** TEXTO DEL EJERCICIO **
Entre quienes participaron destacan Lorca, con su compañía teatral La Barraca; Alberti, Cernuda y los malagueños Prados, Altolaguirre y María Zambrano, cercana al grupo por amistad.
Sigo creyendo que, como en aquellas primeras Misiones, lo esencial está en compartir experiencia y conocimiento
La huella de estas Misiones también se dejó sentir en nuestra provincia con sus bibliotecas ambulantes y su Museo del Pueblo, que acercaron a sus vecinos el arte, la literatura y el cine. Entre 1932 y 1934, los misioneros pedagógicos recorrieron localidades como Ronda, Antequera, Vélez y municipios del Valle del Guadalhorce.
Siempre me llamó la atención que el término misiones, tan ligado a lo religioso, adquiriera en la República un sentido laico: llevar cultura y progreso a los rincones más olvidados. Aquellas Misiones, fruto del espíritu de la Institución Libre de Enseñanza, defendían una educación laica, libre de dogmas, apoyada en la ciencia y con una dimensión ética y humanista muy avanzada para su tiempo. Esa experiencia protagonizada por jóvenes estudiantes e intelectuales, cargados de entusiasmo y buena voluntad, recorrió aldeas y pueblos de las zonas más aisladas de España. Querían que la cultura dejara de ser un privilegio urbano y llegara al mundo rural. No se trataba solo de mostrar un libro o un cuadro: era un gesto de ennoblecimiento. Decirle a un campesino analfabeto que Velázquez o Cervantes también le pertenecían.
Con el restablecimiento de la democracia, después de tantos años de aislamiento, algo parecido volvió a ocurrir en España, aunque en una escala diferente y en unas circunstancias muy distintas. España necesitaba modernizarse y, junto a las carreteras y los centros de salud, llegaron programas culturales que ofrecían a los pueblos participar activamente en los procesos creativos. Fui testigo de cómo una pequeña población podía transformarse durante unos días con un ciclo de cine, un concierto de música, un taller de teatro en la plaza o una exposición de grabados de Picasso o Miró. El contraste con lo que ocurre hoy es enorme. Hemos pasado de ejercer una labor pedagógica constante a vivir en una sociedad en la que la cultura se ha convertido en un bien de consumo más.

** DATOS PROPORCIONADOS **
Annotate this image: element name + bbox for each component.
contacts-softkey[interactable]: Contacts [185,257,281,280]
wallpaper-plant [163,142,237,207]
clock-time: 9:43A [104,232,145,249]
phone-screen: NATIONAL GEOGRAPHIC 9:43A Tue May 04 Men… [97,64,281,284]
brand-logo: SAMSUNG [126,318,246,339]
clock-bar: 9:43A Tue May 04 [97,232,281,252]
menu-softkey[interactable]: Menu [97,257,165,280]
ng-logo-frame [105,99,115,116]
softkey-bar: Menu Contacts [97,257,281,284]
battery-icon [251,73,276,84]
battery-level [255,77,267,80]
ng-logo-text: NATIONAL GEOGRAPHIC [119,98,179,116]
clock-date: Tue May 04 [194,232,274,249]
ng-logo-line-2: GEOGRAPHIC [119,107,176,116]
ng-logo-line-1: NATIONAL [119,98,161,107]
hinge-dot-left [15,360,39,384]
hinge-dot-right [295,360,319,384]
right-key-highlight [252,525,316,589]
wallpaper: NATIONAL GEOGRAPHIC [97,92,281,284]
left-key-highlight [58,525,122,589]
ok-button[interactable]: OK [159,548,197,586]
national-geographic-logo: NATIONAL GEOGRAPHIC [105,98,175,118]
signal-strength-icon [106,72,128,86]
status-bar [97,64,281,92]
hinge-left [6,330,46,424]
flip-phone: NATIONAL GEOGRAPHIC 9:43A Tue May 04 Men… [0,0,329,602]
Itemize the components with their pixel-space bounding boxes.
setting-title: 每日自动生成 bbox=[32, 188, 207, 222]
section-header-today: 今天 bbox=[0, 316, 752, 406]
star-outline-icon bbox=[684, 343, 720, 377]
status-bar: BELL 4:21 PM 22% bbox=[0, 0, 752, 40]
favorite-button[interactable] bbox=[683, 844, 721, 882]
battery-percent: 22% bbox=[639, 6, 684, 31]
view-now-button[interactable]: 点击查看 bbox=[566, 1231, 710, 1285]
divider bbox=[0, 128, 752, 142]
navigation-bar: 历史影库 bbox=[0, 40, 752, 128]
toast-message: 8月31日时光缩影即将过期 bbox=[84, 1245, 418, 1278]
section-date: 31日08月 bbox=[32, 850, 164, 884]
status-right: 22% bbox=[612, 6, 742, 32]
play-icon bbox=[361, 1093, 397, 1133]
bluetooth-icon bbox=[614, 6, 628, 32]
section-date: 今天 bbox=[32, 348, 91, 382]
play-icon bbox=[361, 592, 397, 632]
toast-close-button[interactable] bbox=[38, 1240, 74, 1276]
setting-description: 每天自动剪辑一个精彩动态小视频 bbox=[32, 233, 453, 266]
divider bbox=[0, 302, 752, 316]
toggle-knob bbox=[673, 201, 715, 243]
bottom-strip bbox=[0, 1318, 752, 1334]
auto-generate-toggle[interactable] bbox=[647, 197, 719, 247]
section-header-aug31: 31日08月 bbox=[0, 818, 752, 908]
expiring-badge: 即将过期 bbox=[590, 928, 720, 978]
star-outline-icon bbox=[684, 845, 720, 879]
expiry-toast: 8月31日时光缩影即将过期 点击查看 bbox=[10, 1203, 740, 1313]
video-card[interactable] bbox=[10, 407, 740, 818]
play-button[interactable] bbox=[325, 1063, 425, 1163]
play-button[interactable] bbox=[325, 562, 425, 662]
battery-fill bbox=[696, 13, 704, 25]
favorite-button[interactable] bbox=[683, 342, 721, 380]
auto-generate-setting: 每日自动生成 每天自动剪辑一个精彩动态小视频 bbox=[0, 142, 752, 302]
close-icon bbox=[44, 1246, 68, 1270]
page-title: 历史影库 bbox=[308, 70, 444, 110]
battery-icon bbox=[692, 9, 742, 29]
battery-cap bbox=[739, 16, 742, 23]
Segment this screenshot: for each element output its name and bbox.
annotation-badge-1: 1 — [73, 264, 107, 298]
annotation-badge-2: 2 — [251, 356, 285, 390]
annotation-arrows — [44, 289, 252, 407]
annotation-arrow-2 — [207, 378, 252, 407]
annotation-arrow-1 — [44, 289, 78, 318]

** PRUÉBALO **
Continúa el texto sobre las Misiones Pedagógicas desde el punto en que se interrumpe. Los datos no guardan ninguna relación con el texto.

** RESPUESTA FINAL **
Y aquí me asalta una duda: es innegable que hemos ganado mucho. Nunca ha habido tantas oportunidades para ver, leer, escuchar y disfrutar. Nunca la cultura fue tan accesible. Pero también me pregunto si no estamos corriendo el riesgo de confundirla con puro entretenimiento. En un mundo en el que todo se consume con la misma rapidez con la que se olvida, ¿qué espacio queda para la hondura, para la reflexión, para esa chispa transformadora que tenían las Misiones de los años treinta o los primeros programas culturales de la democracia?
La cultura de masas -radio, cine, televisión e internet- ha hecho posible que lo culto y lo popular convivan y se confundan. Hoy, un adolescente en una aldea puede acceder desde su móvil a las imágenes del telescopio James Webb o escuchar en directo a un poeta recitar desde el otro lado del mundo. Esa democratización es maravillosa, pero también trae consigo la fragilidad de lo efímero. El reto de nuestro tiempo quizá consista en mantener un equilibrio. Que la cultura pop, con toda su energía, no devore a los clásicos ni diluya la memoria; y que la alta cultura, con toda su tradición, no vuelva a ser cosa de minorías. Porque, al fin y al cabo, la cultura no son solo colas en una exposición ni cifras de asistencia: es la manera en que una comunidad se reconoce en sus símbolos y se proyecta hacia el futuro.
Yo sigo creyendo que, como en aquellas primeras Misiones, lo esencial está en compartir experiencia y conocimiento. En que la cultura no se viva como mercancía, sino como vivencia. En que, al salir de un concierto o de una exposición, no solo hayamos pasado un buen rato, sino que algo dentro de nosotros se haya movido. Esa sigue siendo, para mí, la verdadera misión.